[ENTRIES]
_ _ _ _ _

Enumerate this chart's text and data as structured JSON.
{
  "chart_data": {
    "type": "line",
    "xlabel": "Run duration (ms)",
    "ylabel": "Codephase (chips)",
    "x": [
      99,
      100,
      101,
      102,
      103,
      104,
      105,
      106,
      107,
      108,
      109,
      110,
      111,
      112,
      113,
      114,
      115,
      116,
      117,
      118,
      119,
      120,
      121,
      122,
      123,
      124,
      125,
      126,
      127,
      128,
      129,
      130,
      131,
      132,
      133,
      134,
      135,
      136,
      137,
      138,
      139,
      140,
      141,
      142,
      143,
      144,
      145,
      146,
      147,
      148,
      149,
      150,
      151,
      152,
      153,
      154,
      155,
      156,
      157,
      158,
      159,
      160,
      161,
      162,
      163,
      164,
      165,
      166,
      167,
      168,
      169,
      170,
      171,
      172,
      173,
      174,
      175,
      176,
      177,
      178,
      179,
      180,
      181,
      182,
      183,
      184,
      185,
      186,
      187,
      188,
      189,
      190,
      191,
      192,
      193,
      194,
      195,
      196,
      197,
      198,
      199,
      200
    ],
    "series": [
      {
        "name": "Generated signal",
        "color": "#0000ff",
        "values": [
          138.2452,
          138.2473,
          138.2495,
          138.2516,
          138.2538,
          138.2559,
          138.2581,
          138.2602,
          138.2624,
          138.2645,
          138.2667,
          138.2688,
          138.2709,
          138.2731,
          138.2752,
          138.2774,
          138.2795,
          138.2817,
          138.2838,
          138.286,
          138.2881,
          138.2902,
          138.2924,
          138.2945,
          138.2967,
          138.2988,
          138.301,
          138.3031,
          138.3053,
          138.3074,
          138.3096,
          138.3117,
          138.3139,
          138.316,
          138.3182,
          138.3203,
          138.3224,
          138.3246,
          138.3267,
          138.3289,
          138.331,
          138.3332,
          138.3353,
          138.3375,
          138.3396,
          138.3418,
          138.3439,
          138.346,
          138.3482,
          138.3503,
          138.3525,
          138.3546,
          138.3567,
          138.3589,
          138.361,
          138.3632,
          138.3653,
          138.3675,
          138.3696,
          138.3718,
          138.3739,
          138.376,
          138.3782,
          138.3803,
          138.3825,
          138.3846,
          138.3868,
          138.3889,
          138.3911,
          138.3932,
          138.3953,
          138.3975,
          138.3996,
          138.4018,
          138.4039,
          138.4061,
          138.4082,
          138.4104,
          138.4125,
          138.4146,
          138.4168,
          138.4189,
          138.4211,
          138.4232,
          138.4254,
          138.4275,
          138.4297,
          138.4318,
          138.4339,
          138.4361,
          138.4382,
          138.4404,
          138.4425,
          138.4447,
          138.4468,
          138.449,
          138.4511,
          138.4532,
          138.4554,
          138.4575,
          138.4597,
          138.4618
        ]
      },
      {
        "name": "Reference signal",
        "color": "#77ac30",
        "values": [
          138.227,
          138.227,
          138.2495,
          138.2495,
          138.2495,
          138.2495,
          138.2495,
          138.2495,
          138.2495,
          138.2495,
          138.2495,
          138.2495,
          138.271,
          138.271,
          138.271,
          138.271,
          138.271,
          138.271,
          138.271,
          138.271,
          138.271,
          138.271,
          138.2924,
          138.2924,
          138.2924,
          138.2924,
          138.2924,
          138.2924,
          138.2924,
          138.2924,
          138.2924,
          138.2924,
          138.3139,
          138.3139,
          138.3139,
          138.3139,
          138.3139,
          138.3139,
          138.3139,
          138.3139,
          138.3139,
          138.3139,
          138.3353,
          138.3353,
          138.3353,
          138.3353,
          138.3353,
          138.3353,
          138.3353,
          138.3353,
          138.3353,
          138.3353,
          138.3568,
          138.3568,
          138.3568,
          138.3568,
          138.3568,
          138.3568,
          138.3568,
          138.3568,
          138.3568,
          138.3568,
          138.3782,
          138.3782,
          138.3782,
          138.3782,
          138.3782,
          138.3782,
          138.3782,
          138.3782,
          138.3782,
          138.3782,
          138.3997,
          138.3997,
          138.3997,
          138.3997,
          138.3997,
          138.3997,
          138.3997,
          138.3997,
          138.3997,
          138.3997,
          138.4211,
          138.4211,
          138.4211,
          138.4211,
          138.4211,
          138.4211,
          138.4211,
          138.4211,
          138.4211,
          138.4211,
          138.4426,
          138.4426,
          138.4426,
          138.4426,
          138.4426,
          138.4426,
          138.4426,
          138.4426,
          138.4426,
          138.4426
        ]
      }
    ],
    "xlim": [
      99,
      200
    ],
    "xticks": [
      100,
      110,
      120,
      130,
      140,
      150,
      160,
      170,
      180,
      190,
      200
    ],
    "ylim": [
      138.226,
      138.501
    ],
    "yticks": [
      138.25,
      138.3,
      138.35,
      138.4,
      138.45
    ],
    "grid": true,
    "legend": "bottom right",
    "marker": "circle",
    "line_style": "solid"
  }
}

_ _ _ _ _

[GIVEN TASK]
Select from the material above each line in which the string "signal" appears, and list those lines.

[REPLY TO THE TASK]
        "name": "Generated signal",
        "name": "Reference signal",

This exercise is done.